>> begin ENTRIES PROVIDED

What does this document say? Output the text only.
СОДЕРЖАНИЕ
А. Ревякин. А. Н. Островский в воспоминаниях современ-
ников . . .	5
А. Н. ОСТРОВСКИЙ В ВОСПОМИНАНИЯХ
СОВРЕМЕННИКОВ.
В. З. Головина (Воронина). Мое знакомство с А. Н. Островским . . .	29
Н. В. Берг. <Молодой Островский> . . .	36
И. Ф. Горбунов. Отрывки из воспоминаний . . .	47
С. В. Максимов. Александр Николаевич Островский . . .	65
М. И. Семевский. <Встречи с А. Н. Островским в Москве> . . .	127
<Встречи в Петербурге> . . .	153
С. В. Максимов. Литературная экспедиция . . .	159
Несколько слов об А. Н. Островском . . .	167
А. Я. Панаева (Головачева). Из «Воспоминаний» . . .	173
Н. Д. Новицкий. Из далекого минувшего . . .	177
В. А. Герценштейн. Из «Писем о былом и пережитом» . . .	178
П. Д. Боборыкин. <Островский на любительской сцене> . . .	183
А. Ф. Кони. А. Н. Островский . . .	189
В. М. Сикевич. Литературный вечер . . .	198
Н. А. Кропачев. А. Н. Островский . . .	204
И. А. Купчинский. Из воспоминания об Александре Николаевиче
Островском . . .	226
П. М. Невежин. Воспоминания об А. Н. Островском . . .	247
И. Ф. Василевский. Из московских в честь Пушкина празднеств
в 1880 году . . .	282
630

>> end ENTRIES PROVIDED
>> begin ENTRIES PROVIDED

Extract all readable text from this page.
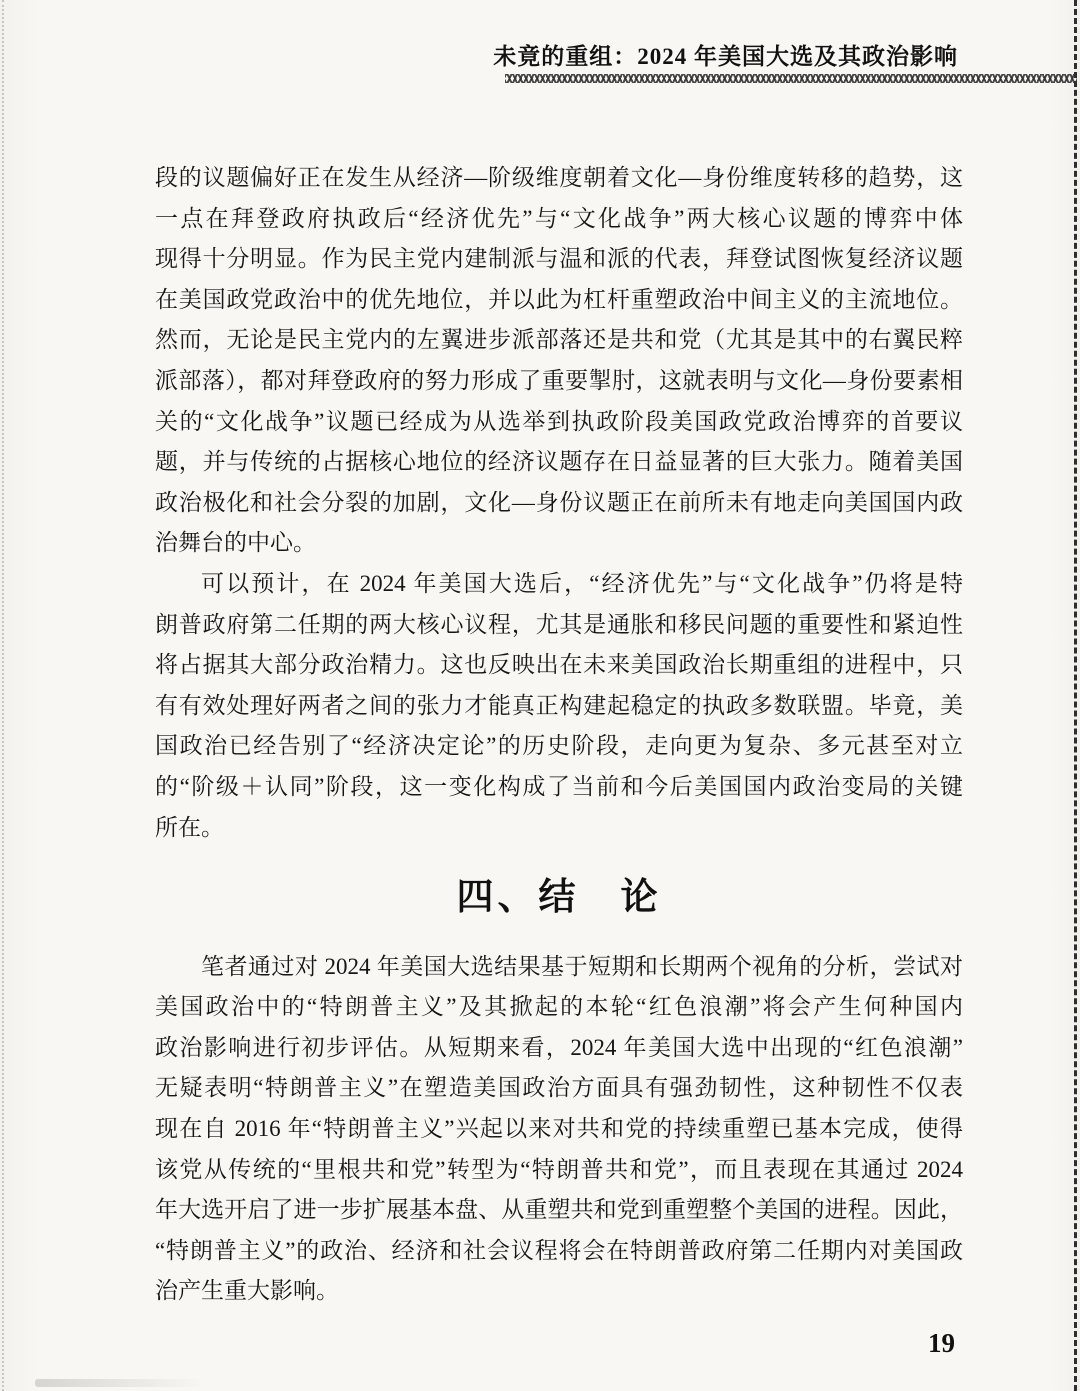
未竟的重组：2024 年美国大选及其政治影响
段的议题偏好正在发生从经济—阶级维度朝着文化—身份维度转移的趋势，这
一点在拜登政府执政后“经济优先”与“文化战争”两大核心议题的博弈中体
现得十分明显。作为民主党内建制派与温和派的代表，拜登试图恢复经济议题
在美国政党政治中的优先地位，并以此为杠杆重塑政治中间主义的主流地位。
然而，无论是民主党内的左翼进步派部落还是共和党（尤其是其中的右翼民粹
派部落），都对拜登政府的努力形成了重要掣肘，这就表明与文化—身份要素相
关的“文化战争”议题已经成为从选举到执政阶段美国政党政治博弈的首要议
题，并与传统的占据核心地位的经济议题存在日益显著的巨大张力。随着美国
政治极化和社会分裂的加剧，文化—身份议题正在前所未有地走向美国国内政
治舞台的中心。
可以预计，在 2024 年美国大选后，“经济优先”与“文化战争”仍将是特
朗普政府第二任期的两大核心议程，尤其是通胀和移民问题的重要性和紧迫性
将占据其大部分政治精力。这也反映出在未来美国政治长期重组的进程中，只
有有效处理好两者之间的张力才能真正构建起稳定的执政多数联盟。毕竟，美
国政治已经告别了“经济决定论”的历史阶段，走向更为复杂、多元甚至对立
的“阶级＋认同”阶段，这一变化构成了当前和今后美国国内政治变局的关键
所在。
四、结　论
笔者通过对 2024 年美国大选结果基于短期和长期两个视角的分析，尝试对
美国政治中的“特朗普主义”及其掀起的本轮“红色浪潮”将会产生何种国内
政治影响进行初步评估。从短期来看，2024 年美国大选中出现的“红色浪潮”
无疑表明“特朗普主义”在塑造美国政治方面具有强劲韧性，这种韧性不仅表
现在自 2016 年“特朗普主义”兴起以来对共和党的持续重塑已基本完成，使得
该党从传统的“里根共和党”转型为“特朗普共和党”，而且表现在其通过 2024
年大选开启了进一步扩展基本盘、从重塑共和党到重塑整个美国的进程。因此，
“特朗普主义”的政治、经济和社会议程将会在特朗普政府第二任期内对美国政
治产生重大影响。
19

>> end ENTRIES PROVIDED

Out of the material above, gather each line where "特朗普主义" appears.

美国政治中的“特朗普主义”及其掀起的本轮“红色浪潮”将会产生何种国内
无疑表明“特朗普主义”在塑造美国政治方面具有强劲韧性，这种韧性不仅表
现在自 2016 年“特朗普主义”兴起以来对共和党的持续重塑已基本完成，使得
“特朗普主义”的政治、经济和社会议程将会在特朗普政府第二任期内对美国政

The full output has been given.